What you are asked to do. Retype the data that follows line by line, exactly, and leave its pictures out.

::: Data records :::

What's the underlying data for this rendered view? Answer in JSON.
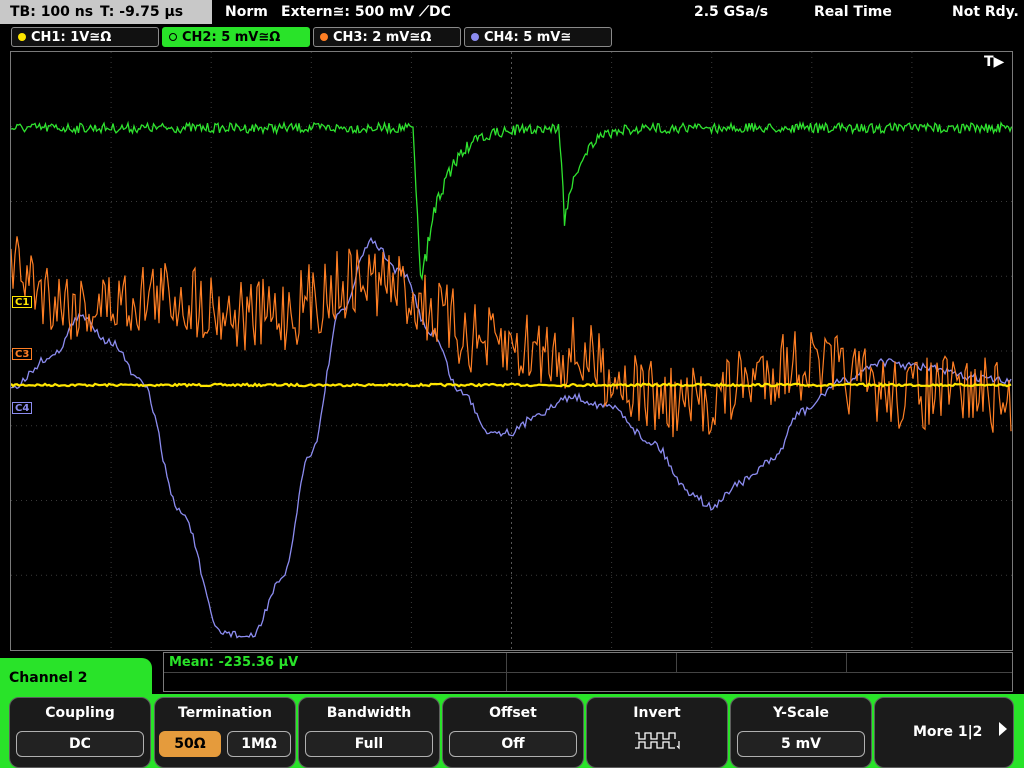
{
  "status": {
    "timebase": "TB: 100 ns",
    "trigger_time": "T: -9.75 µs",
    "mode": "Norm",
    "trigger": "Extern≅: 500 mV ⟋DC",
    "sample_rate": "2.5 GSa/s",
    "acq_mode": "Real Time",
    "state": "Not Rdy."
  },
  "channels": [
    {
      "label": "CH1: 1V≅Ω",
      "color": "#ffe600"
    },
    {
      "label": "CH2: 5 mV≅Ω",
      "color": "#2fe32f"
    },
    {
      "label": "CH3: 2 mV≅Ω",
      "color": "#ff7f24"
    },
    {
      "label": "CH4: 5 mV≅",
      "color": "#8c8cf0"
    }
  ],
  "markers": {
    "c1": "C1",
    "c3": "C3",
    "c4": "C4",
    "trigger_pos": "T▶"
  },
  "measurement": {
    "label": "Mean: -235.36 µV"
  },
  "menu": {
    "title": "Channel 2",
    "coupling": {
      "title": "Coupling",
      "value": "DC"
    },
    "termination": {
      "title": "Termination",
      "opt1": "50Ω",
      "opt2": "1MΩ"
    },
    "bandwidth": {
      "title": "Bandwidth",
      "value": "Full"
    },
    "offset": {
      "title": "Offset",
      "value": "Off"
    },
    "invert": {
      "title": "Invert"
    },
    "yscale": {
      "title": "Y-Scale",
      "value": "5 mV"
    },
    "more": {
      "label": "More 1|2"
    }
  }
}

:::

Exercise solution.
What's the underlying data for this rendered view? Answer in JSON.
{
  "status": {
    "timebase": "TB: 100 ns",
    "trigger_time": "T: -9.75 µs",
    "mode": "Norm",
    "trigger": "Extern≅: 500 mV ⟋DC",
    "sample_rate": "2.5 GSa/s",
    "acq_mode": "Real Time",
    "state": "Not Rdy."
  },
  "channels": [
    {
      "label": "CH1: 1V≅Ω",
      "color": "#ffe600"
    },
    {
      "label": "CH2: 5 mV≅Ω",
      "color": "#2fe32f"
    },
    {
      "label": "CH3: 2 mV≅Ω",
      "color": "#ff7f24"
    },
    {
      "label": "CH4: 5 mV≅",
      "color": "#8c8cf0"
    }
  ],
  "markers": {
    "c1": "C1",
    "c3": "C3",
    "c4": "C4",
    "trigger_pos": "T▶"
  },
  "measurement": {
    "label": "Mean: -235.36 µV"
  },
  "menu": {
    "title": "Channel 2",
    "coupling": {
      "title": "Coupling",
      "value": "DC"
    },
    "termination": {
      "title": "Termination",
      "opt1": "50Ω",
      "opt2": "1MΩ"
    },
    "bandwidth": {
      "title": "Bandwidth",
      "value": "Full"
    },
    "offset": {
      "title": "Offset",
      "value": "Off"
    },
    "invert": {
      "title": "Invert"
    },
    "yscale": {
      "title": "Y-Scale",
      "value": "5 mV"
    },
    "more": {
      "label": "More 1|2"
    }
  }
}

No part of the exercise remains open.